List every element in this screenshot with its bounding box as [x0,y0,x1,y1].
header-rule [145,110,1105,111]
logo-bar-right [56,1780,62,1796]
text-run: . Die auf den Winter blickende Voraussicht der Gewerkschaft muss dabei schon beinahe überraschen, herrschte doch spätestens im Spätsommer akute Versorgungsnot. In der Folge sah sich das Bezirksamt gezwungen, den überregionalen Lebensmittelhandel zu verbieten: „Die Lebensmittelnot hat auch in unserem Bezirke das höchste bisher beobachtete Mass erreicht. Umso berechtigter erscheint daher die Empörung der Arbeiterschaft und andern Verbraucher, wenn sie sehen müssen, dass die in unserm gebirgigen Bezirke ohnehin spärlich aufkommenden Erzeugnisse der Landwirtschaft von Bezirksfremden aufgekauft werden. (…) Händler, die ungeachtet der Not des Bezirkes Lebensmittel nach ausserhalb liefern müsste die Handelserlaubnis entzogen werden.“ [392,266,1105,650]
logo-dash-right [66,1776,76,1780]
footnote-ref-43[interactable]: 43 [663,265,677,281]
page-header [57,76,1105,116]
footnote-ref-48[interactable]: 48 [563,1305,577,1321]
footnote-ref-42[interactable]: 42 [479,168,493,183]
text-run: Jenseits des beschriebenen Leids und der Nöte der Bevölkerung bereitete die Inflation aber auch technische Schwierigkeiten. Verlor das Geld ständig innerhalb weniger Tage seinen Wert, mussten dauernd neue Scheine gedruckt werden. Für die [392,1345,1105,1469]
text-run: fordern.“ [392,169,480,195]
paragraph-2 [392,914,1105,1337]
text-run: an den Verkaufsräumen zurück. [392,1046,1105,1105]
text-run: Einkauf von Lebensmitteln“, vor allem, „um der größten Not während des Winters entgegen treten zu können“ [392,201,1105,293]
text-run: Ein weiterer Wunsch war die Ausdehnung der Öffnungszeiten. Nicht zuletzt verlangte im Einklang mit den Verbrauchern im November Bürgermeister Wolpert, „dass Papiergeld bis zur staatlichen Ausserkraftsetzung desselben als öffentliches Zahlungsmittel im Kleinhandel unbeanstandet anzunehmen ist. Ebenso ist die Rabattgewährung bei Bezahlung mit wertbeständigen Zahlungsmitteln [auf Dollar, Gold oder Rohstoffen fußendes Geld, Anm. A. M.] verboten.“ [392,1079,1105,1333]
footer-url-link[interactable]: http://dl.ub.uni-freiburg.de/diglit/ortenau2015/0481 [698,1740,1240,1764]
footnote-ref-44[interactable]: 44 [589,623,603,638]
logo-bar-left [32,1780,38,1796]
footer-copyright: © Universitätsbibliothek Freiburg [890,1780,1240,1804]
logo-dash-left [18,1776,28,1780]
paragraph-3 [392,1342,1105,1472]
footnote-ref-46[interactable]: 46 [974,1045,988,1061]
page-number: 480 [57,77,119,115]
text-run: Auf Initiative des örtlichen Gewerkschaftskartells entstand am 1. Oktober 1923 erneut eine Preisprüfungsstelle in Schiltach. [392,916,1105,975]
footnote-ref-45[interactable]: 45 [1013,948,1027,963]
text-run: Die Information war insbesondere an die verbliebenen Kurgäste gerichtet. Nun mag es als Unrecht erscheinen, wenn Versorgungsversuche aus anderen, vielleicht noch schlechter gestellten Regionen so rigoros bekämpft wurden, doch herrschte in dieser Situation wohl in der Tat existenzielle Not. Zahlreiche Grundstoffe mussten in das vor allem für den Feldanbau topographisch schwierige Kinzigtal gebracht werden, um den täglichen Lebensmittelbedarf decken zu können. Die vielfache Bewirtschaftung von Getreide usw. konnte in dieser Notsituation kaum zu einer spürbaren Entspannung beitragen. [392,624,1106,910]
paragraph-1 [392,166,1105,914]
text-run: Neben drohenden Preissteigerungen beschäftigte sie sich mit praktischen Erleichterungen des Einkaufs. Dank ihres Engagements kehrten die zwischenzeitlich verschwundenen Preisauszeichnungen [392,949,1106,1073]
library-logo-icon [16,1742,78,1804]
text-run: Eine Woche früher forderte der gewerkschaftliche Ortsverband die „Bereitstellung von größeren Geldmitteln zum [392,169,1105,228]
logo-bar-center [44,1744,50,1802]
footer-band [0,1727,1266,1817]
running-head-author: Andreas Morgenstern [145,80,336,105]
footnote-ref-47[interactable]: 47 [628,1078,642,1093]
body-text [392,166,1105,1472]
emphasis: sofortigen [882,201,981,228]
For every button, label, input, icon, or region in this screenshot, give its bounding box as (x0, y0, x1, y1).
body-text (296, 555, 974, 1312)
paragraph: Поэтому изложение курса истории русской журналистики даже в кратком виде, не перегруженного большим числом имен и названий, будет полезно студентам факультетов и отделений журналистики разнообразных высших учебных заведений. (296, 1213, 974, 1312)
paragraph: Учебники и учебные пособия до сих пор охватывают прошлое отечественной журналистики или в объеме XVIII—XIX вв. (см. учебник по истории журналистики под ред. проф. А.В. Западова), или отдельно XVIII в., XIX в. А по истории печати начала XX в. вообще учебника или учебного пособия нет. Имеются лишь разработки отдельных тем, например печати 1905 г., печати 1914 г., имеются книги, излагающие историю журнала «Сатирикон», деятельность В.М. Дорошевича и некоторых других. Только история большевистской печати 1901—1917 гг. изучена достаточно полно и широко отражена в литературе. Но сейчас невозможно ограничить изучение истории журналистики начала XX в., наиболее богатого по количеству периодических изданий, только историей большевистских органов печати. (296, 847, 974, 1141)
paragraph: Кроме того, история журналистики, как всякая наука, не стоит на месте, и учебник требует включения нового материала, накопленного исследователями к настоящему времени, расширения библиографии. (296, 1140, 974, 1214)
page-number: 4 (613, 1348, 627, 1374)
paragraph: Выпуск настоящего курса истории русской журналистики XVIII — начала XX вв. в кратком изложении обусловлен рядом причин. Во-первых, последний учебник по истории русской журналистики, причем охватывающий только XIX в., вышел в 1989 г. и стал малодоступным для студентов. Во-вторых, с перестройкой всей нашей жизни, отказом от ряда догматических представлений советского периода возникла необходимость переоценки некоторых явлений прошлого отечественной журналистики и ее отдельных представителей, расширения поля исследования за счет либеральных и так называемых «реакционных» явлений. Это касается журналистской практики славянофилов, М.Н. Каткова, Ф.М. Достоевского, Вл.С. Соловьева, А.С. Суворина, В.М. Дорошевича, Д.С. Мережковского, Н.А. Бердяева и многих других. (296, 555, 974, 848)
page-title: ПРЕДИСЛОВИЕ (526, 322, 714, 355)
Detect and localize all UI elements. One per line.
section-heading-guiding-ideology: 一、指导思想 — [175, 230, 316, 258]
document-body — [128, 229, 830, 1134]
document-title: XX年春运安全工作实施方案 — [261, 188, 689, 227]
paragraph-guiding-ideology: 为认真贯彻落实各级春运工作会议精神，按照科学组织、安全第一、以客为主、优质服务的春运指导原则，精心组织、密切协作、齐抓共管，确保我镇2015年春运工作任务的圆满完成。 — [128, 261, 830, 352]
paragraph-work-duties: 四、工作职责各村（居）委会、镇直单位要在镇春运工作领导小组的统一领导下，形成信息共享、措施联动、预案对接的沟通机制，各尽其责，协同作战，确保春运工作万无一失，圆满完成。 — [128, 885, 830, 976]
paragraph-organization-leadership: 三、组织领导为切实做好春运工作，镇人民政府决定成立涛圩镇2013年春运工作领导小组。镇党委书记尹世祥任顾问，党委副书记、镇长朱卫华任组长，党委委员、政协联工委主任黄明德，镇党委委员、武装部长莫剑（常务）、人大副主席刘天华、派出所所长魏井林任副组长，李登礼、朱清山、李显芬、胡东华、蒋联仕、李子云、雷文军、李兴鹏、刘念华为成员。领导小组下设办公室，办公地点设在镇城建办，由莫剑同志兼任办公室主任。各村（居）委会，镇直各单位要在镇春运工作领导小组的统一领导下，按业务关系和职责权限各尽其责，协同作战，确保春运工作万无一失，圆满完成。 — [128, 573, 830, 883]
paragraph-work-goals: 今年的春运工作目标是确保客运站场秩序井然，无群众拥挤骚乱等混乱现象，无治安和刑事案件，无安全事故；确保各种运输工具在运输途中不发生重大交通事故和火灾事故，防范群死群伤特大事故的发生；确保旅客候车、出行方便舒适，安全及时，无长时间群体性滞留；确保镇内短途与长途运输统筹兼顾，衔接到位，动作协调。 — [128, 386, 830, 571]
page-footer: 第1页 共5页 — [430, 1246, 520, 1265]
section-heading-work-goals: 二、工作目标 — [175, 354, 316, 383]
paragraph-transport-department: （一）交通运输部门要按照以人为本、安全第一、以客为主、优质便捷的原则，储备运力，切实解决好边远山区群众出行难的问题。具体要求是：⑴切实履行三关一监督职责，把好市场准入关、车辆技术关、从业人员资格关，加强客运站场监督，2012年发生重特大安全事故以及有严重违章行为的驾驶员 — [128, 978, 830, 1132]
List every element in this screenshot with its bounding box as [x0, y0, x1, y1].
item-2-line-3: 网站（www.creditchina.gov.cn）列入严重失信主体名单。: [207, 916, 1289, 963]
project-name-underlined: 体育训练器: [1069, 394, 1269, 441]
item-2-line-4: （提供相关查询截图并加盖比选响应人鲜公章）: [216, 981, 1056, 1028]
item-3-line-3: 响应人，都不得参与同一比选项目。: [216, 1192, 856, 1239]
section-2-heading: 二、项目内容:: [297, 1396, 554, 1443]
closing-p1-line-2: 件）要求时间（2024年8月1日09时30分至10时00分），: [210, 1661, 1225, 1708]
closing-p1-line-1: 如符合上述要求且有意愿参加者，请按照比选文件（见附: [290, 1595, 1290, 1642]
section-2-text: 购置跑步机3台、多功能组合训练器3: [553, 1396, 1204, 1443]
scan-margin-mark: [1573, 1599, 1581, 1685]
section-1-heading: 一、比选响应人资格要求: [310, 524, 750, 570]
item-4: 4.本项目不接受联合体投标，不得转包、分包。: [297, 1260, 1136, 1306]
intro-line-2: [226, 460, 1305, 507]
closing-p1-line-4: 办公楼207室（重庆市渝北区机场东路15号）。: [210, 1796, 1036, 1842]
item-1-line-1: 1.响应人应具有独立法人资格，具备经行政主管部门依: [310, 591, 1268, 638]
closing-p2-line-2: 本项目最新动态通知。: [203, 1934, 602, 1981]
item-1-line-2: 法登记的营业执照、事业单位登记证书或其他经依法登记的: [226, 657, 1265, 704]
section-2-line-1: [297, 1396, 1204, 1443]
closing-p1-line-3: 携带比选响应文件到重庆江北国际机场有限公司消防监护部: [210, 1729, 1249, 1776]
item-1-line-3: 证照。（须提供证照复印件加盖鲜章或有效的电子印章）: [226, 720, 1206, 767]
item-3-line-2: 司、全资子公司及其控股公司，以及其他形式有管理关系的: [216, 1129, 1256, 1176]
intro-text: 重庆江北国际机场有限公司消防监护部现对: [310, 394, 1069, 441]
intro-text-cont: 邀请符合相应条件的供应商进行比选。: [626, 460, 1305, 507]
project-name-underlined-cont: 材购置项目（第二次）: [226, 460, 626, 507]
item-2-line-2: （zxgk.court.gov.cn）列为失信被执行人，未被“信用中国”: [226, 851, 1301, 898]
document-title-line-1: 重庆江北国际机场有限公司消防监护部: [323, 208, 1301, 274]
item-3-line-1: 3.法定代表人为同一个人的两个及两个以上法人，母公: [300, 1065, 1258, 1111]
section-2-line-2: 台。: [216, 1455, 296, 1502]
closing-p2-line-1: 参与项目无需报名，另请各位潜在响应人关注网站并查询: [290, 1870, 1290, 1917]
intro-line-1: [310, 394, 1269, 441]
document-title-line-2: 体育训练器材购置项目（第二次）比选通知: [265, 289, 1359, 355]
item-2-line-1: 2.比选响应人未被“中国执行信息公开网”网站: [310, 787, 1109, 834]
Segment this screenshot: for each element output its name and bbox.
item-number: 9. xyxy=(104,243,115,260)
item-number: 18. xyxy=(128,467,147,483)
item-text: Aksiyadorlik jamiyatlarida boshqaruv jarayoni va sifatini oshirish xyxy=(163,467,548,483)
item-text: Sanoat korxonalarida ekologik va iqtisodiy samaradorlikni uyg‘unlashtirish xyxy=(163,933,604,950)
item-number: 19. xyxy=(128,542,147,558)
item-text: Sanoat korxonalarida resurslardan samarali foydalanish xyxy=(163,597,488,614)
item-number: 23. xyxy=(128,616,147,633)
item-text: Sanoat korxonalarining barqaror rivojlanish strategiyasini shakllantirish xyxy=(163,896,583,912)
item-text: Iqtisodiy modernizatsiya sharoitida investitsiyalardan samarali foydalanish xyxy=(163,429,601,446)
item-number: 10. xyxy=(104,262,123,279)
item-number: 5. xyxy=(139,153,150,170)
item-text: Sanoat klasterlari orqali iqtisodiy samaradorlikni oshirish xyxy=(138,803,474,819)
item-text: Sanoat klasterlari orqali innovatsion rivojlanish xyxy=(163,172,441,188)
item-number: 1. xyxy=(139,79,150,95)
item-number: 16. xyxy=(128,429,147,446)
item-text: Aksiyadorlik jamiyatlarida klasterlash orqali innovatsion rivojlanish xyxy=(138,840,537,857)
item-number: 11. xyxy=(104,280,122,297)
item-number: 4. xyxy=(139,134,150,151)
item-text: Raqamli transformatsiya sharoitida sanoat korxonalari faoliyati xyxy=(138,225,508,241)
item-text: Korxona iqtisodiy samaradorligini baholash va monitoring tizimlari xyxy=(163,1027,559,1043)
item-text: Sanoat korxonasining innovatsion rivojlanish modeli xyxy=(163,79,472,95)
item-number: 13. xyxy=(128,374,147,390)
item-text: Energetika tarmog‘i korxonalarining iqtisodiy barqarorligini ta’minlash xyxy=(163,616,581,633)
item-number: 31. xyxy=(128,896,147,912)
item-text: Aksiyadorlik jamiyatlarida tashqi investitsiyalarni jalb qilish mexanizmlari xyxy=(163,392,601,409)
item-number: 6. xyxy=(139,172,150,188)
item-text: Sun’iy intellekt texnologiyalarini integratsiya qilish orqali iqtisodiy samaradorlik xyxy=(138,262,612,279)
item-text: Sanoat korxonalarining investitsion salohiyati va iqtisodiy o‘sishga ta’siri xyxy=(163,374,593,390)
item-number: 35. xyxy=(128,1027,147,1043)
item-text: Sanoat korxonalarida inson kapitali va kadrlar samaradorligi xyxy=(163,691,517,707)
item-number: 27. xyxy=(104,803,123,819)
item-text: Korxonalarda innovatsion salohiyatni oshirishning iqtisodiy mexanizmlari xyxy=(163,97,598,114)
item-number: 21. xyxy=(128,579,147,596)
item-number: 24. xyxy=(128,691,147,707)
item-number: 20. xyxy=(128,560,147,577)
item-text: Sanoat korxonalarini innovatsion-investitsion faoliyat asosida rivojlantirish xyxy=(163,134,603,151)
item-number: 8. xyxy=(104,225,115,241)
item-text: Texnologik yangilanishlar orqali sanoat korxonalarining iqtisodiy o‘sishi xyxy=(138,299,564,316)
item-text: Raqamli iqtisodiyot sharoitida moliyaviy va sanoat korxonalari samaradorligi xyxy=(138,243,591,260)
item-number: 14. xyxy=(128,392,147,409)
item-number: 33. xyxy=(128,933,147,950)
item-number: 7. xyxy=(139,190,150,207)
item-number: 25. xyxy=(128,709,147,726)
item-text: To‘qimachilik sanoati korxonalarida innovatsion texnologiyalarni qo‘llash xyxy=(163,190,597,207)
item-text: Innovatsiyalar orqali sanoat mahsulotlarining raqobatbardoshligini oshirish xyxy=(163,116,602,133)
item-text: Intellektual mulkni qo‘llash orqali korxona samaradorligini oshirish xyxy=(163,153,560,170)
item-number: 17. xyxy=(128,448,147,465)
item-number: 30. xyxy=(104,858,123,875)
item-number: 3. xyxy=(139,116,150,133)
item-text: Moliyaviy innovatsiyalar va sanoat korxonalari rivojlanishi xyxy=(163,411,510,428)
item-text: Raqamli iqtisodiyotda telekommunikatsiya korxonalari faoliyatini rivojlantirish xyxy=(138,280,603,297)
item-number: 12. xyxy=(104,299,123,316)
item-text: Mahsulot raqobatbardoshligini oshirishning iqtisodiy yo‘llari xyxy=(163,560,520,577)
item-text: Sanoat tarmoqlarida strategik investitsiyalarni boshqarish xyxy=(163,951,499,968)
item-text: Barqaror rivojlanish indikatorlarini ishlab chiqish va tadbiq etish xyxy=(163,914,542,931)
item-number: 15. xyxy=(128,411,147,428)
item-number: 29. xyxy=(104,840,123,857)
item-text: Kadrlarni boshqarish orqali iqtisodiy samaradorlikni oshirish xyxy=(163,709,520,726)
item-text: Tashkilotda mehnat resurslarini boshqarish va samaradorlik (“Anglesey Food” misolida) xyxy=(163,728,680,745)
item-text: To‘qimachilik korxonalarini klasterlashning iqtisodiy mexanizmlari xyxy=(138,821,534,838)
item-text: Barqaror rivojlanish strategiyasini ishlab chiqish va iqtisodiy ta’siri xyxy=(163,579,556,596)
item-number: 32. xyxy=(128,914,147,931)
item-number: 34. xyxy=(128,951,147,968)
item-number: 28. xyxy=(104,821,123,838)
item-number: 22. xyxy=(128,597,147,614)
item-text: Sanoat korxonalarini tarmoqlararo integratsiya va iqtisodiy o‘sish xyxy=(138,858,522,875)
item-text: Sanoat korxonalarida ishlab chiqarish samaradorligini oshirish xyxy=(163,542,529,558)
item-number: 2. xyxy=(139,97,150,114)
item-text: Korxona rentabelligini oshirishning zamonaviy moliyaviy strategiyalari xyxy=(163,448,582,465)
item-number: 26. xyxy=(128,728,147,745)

..............................

Repeat the rows from the start of the records through the line containing "text-run: Einkauf von", both ends included.

List every element in this screenshot with its bounding box as [x0,y0,x1,y1].
header-rule [145,110,1105,111]
logo-bar-right [56,1780,62,1796]
text-run: . Die auf den Winter blickende Voraussicht der Gewerkschaft muss dabei schon beinahe überraschen, herrschte doch spätestens im Spätsommer akute Versorgungsnot. In der Folge sah sich das Bezirksamt gezwungen, den überregionalen Lebensmittelhandel zu verbieten: „Die Lebensmittelnot hat auch in unserem Bezirke das höchste bisher beobachtete Mass erreicht. Umso berechtigter erscheint daher die Empörung der Arbeiterschaft und andern Verbraucher, wenn sie sehen müssen, dass die in unserm gebirgigen Bezirke ohnehin spärlich aufkommenden Erzeugnisse der Landwirtschaft von Bezirksfremden aufgekauft werden. (…) Händler, die ungeachtet der Not des Bezirkes Lebensmittel nach ausserhalb liefern müsste die Handelserlaubnis entzogen werden.“ [392,266,1105,650]
logo-dash-right [66,1776,76,1780]
footnote-ref-43[interactable]: 43 [663,265,677,281]
page-header [57,76,1105,116]
footnote-ref-48[interactable]: 48 [563,1305,577,1321]
footnote-ref-42[interactable]: 42 [479,168,493,183]
text-run: Jenseits des beschriebenen Leids und der Nöte der Bevölkerung bereitete die Inflation aber auch technische Schwierigkeiten. Verlor das Geld ständig innerhalb weniger Tage seinen Wert, mussten dauernd neue Scheine gedruckt werden. Für die [392,1345,1105,1469]
text-run: fordern.“ [392,169,480,195]
paragraph-2 [392,914,1105,1337]
text-run: an den Verkaufsräumen zurück. [392,1046,1105,1105]
text-run: Einkauf von Lebensmitteln“, vor allem, „um der größten Not während des Winters entgegen treten zu können“ [392,201,1105,293]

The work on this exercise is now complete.